(Collected data entries)
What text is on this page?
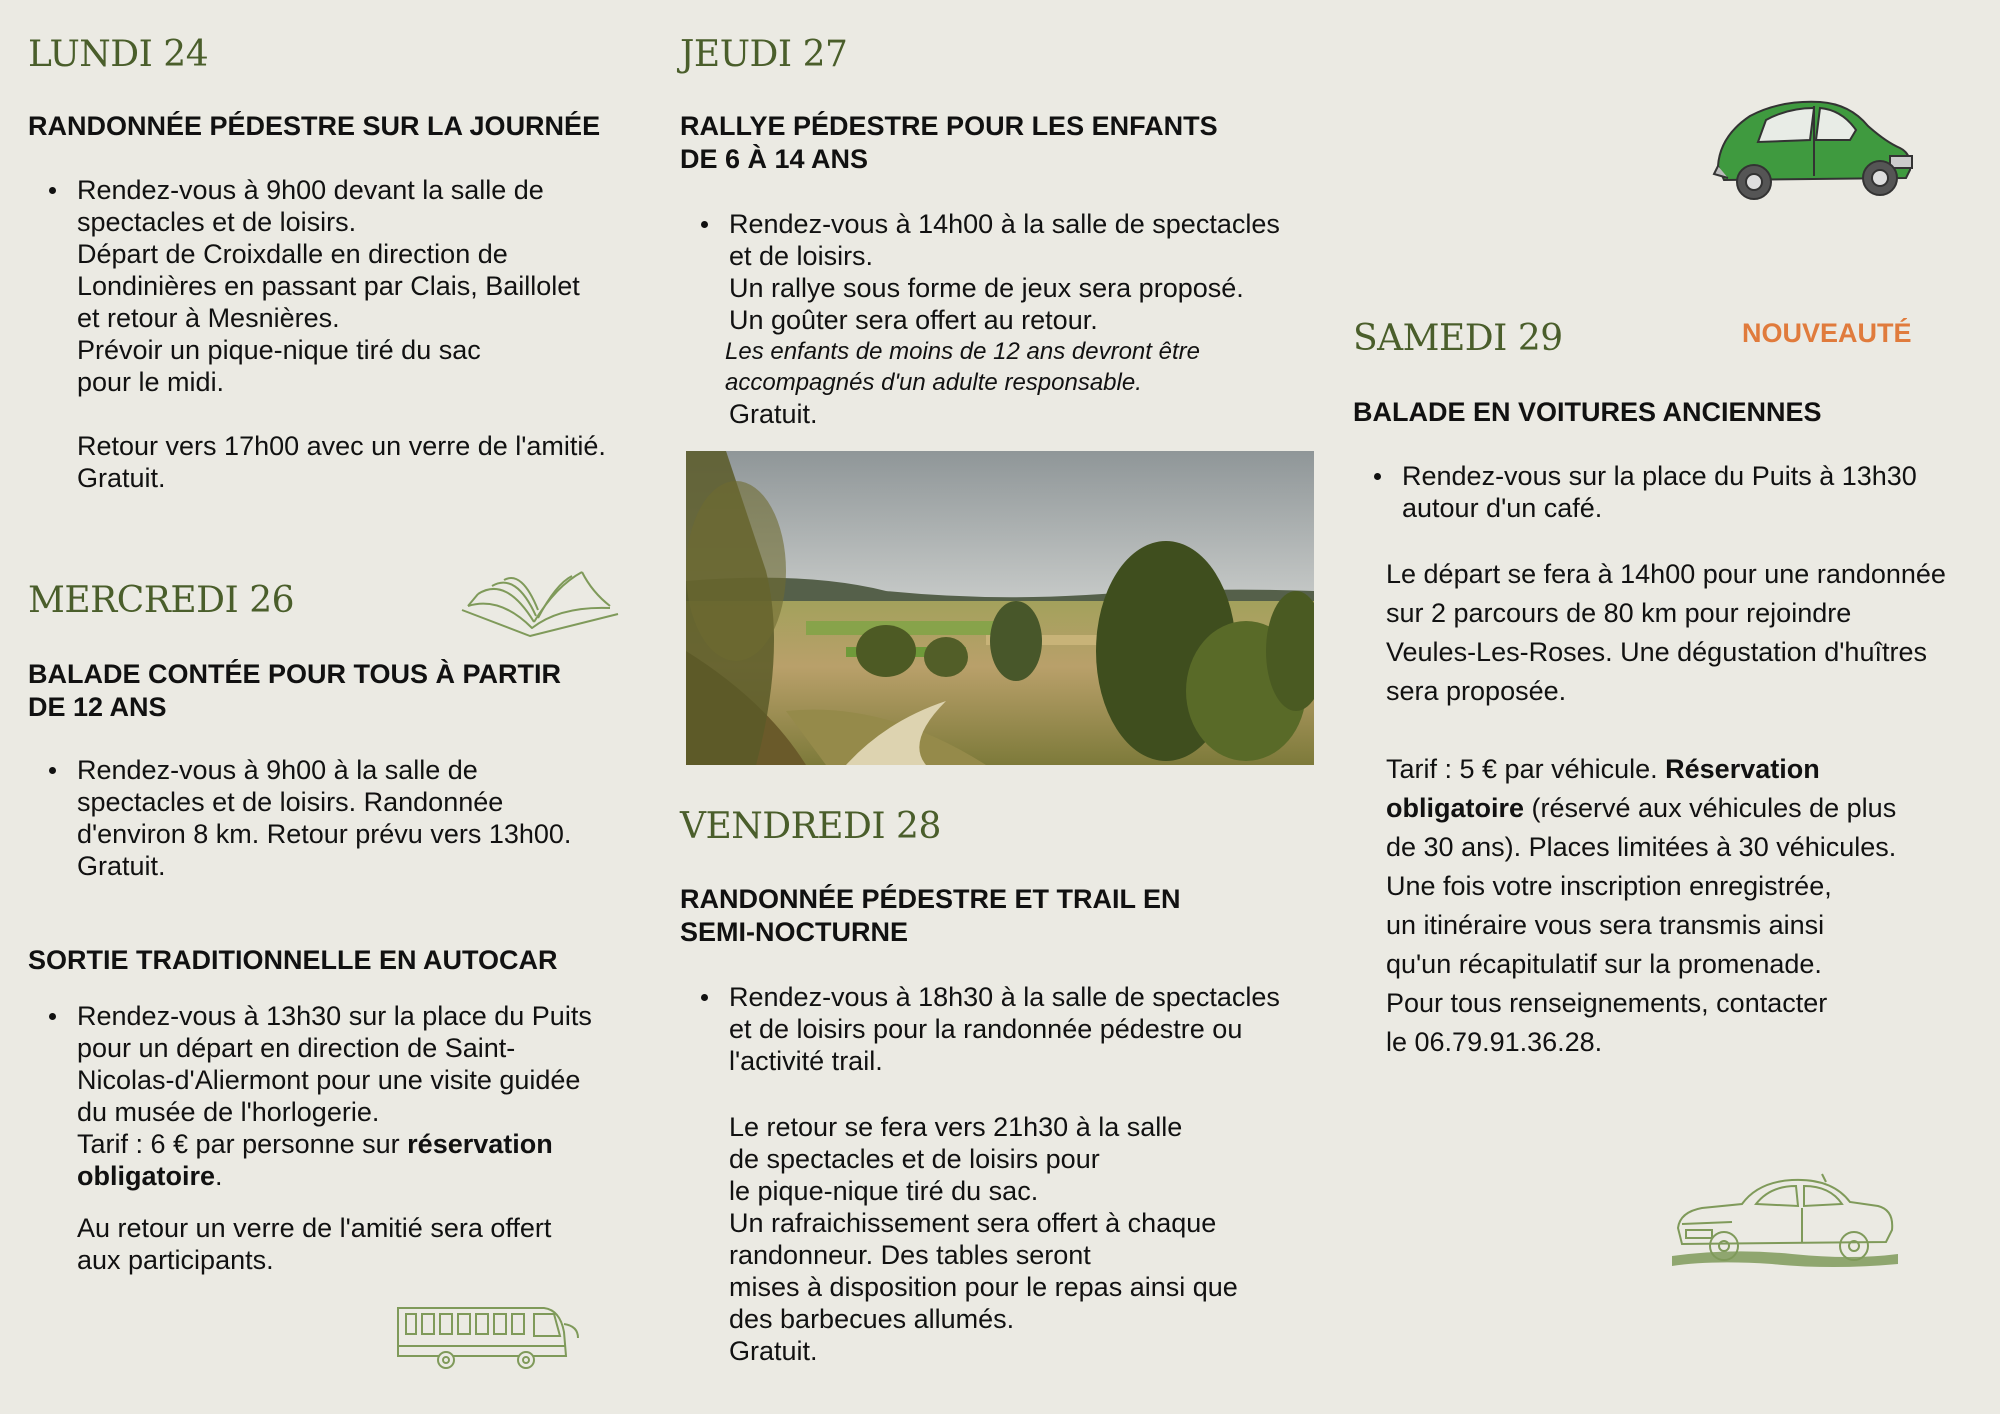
LUNDI 24

RANDONNÉE PÉDESTRE SUR LA JOURNÉE

Rendez-vous à 9h00 devant la salle de
spectacles et de loisirs.
Départ de Croixdalle en direction de
Londinières en passant par Clais, Baillolet
et retour à Mesnières.
Prévoir un pique-nique tiré du sac
pour le midi.
Retour vers 17h00 avec un verre de l'amitié.
Gratuit.
MERCREDI 26

BALADE CONTÉE POUR TOUS À PARTIR
DE 12 ANS

Rendez-vous à 9h00 à la salle de
spectacles et de loisirs. Randonnée
d'environ 8 km. Retour prévu vers 13h00.
Gratuit.

SORTIE TRADITIONNELLE EN AUTOCAR

Rendez-vous à 13h30 sur la place du Puits
pour un départ en direction de Saint-
Nicolas-d'Aliermont pour une visite guidée
du musée de l'horlogerie.
Tarif : 6 € par personne sur réservation
obligatoire.
Au retour un verre de l'amitié sera offert
aux participants.
JEUDI 27

RALLYE PÉDESTRE POUR LES ENFANTS
DE 6 À 14 ANS

Rendez-vous à 14h00 à la salle de spectacles
et de loisirs.
Un rallye sous forme de jeux sera proposé.
Un goûter sera offert au retour.
Les enfants de moins de 12 ans devront être
accompagnés d'un adulte responsable.
Gratuit.
VENDREDI 28

RANDONNÉE PÉDESTRE ET TRAIL EN
SEMI-NOCTURNE

Rendez-vous à 18h30 à la salle de spectacles
et de loisirs pour la randonnée pédestre ou
l'activité trail.
Le retour se fera vers 21h30 à la salle
de spectacles et de loisirs pour
le pique-nique tiré du sac.
Un rafraichissement sera offert à chaque
randonneur. Des tables seront
mises à disposition pour le repas ainsi que
des barbecues allumés.
Gratuit.
SAMEDI 29	NOUVEAUTÉ

BALADE EN VOITURES ANCIENNES

Rendez-vous sur la place du Puits à 13h30
autour d'un café.
Le départ se fera à 14h00 pour une randonnée
sur 2 parcours de 80 km pour rejoindre
Veules-Les-Roses. Une dégustation d'huîtres
sera proposée.
Tarif : 5 € par véhicule. Réservation
obligatoire (réservé aux véhicules de plus
de 30 ans). Places limitées à 30 véhicules.
Une fois votre inscription enregistrée,
un itinéraire vous sera transmis ainsi
qu'un récapitulatif sur la promenade.
Pour tous renseignements, contacter
le 06.79.91.36.28.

## SHORT TASK:
Scan the records for the string "BALADE". Copy each line in which it appears.

## REPLY:
BALADE CONTÉE POUR TOUS À PARTIR
BALADE EN VOITURES ANCIENNES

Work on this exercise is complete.